- [阅读材料]
= = = = = = =

根据《病毒学实验》书中的介绍，中和实验（Neutralization Assay）是在体外适当条件下孵育病毒与特异性抗体的混合物，使病毒与抗体相互反应，再将病毒与抗体混合物接种到敏感的宿主细胞内，然后测定残存病毒的一种方法，是病毒学经典方法之一。多年来有不少免疫学家和病毒学家将新兴的高内涵成像分析技术应用到传统病毒学检测领域，形成一套成熟灵敏可靠的高内涵病毒监测方法，即高内涵病毒中和实验。Michel C. Nussenzweig 是众多使用高内涵的学者之一，他是洛克菲勒大学免疫学教授，HIV 研究者，美国人文与科学院（AAAS）及美国科学院（NAS）院士，其团队在 HIV 和 COVID-19 领域贡献卓 越，发表过大量优质文章。

本文挑选两篇他的团队在 Nature 上发表的 COVID-19 文章，来探讨世界知名团队如何采用高内涵技术帮助其加速研究发现。

我们正处在 COVID-19 大流行，SARS-CoV-2 已经夺去了数百万生命。著名免疫学家 Michel C.Nussenzweig 及其合作者 Davide F. Robbiani，Frauke Muecksch 等在新冠大流行早期在 Nature 上发表了名为《 Convergent Antibody Responses to SARS-CoV-2 in Convalescent Individuals 》的文章，这篇文章对疫苗开发和后续 SARS-CoV-2 研究起到了重要作用。

= = = = = = =

你能为这篇介绍高内涵病毒中和实验的阅读材料续写下文吗？请从最后一句之后写起。 之后的列表与本题无关。

= = = = = = =

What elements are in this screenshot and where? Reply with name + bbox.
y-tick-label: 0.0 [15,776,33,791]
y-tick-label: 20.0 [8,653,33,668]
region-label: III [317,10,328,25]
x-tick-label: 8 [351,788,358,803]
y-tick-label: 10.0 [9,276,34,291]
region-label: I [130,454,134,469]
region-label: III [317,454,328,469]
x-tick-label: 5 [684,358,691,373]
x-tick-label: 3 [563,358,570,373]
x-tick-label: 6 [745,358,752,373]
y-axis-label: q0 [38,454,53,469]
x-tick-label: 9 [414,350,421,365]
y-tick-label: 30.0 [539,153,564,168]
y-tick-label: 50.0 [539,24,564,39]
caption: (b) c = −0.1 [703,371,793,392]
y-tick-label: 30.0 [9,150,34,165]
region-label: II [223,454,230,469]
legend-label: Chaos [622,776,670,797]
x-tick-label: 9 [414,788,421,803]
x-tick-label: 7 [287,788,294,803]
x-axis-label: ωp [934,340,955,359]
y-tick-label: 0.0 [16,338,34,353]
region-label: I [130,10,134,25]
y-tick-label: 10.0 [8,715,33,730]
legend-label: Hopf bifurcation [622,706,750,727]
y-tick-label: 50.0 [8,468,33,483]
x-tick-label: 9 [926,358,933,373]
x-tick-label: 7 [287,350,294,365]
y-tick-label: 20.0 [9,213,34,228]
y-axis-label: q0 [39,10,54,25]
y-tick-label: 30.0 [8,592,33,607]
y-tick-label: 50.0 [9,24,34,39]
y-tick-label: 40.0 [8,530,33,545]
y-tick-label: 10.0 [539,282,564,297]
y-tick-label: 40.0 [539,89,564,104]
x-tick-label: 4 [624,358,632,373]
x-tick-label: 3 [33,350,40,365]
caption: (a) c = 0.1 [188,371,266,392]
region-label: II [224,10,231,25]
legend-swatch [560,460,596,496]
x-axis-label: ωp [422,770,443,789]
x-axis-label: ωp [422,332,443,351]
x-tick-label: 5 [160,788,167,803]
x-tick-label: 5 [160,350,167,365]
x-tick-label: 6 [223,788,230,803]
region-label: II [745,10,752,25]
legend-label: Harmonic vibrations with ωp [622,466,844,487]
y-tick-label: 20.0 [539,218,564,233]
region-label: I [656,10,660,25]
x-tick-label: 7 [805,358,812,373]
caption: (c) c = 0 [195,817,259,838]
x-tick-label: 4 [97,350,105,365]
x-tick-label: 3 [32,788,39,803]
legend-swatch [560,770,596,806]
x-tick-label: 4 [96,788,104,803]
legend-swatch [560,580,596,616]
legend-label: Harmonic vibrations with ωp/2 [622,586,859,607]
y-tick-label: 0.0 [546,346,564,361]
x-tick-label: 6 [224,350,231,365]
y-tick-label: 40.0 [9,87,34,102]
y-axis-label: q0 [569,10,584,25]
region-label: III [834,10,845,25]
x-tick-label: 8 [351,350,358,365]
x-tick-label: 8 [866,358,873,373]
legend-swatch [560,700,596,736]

= = = = = = =

- [参考答案]
2020 年我们对 SARS-CoV-2 的抗体反应知之甚少，他们的团队收集了 149 名 COVID-19 康复者的血清进行研究。这些血清收集于患者症状发生后平均 39 天，他们发现这些样品具有宽范围的病毒中和滴度：33% 样品小于 1:50 ，79% 样品小于 1:1000 ，而只有 1% 的滴度大于 1:5000 ，这显示从 COVID-19 康复者身上获得的大多数恢复期血浆含有高水平的病毒中和活性。并且，在所有测试的个体中都发现了具有强 效抗病毒活性的罕见但反复出现的 RBD 特异性抗体，这表明此类抗体可能也具有广泛的有效性。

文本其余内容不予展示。